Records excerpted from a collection
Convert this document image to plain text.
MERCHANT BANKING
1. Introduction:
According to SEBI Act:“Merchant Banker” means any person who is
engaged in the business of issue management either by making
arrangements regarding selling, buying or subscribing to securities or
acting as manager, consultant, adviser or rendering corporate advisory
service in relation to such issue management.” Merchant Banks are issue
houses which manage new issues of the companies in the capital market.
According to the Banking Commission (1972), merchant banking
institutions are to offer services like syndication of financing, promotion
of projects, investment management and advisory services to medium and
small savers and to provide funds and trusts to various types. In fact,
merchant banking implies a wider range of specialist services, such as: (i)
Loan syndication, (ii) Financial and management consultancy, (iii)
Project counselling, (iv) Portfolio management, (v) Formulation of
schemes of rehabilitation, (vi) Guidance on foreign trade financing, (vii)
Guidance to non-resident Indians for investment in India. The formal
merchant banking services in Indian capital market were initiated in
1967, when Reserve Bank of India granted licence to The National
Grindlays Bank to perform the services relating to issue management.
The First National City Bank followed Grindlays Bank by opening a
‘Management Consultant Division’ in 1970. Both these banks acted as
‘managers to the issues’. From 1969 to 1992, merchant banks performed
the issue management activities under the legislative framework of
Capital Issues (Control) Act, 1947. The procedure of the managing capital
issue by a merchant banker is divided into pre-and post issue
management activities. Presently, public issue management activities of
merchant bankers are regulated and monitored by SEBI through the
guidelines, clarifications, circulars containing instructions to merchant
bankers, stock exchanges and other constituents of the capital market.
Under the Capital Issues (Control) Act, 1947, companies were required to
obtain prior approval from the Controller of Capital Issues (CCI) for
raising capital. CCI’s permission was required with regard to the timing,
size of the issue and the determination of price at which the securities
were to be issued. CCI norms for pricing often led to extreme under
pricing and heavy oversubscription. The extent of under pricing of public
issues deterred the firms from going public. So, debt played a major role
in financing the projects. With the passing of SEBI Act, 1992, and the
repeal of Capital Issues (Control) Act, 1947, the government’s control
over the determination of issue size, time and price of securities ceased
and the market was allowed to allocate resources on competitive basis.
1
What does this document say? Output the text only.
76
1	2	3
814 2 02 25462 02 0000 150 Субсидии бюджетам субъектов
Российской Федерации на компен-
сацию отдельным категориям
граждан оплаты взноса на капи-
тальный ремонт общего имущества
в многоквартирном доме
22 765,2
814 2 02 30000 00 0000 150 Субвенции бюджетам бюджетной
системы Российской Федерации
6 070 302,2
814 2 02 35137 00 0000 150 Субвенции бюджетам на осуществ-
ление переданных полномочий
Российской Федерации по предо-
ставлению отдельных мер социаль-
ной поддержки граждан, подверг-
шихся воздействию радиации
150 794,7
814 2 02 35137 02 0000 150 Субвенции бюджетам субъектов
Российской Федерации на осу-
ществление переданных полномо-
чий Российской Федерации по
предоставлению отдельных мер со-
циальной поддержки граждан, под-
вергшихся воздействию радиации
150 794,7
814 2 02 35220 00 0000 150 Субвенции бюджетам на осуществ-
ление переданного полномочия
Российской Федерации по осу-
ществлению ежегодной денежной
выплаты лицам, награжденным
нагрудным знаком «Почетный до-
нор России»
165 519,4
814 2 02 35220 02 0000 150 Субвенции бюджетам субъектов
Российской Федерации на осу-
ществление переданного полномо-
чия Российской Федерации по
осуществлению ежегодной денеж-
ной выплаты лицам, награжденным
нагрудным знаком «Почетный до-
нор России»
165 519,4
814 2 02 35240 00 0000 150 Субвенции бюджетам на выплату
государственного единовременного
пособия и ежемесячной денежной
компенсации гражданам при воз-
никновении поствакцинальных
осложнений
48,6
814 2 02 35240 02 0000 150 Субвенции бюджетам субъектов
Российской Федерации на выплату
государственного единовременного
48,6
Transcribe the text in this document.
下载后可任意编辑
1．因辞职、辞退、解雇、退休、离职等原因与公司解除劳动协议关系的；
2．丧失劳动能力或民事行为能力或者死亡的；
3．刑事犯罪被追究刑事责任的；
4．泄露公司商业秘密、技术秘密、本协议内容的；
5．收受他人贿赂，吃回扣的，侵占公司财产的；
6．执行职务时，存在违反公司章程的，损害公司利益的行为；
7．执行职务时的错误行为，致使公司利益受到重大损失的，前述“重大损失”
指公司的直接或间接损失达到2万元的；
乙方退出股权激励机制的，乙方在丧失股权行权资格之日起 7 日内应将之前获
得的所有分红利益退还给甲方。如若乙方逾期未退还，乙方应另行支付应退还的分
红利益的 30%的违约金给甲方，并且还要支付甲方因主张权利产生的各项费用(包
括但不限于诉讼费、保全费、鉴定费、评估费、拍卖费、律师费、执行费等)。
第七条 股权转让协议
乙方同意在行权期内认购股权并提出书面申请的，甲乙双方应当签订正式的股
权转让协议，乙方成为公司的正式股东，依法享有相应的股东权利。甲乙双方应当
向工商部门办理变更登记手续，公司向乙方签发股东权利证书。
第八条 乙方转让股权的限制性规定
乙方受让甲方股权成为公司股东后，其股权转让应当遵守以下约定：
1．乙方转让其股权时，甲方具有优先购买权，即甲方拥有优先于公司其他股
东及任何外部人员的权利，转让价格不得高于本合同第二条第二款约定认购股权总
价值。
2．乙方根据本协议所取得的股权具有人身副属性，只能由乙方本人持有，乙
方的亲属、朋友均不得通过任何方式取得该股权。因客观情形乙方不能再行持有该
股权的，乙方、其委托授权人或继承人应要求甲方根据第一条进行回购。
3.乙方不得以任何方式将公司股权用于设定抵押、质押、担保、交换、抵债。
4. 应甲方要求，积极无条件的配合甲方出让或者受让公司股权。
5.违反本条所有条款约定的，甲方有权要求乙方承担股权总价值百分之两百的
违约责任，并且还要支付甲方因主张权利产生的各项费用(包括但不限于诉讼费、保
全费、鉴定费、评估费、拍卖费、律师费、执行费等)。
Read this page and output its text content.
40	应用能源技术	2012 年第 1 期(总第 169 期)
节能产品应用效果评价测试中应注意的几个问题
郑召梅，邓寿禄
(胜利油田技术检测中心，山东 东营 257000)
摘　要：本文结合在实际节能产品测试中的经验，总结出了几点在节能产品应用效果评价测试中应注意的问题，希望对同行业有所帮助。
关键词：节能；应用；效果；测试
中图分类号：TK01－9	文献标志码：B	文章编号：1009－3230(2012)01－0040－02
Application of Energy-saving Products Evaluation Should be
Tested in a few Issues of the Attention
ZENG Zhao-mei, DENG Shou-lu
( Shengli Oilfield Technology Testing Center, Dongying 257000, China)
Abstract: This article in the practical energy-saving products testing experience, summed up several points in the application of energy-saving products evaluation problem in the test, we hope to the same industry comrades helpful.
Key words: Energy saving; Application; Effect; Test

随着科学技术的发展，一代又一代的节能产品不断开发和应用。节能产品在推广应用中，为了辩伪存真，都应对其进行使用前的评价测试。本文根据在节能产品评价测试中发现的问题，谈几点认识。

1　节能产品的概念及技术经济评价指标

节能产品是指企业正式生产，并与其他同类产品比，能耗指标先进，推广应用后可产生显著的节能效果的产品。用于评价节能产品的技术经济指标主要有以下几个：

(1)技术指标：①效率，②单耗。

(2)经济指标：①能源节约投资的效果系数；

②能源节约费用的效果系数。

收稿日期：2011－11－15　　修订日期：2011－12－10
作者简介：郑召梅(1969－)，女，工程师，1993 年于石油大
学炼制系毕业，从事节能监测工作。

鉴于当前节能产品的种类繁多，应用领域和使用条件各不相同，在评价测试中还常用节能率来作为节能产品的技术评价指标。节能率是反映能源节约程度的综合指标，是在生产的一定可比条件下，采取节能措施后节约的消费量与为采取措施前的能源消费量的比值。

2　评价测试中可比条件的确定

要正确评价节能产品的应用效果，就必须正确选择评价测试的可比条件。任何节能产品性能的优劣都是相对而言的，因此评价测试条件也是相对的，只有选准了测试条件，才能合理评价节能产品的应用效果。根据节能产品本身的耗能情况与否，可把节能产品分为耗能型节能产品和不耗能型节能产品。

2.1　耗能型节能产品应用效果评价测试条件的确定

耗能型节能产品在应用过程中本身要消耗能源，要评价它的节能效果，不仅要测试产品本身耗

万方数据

**Exercise:**
Within the data above, pick out all lines holding the word "выплаты".

**Task answer:**
выплаты лицам, награжденным
ной выплаты лицам, награжденным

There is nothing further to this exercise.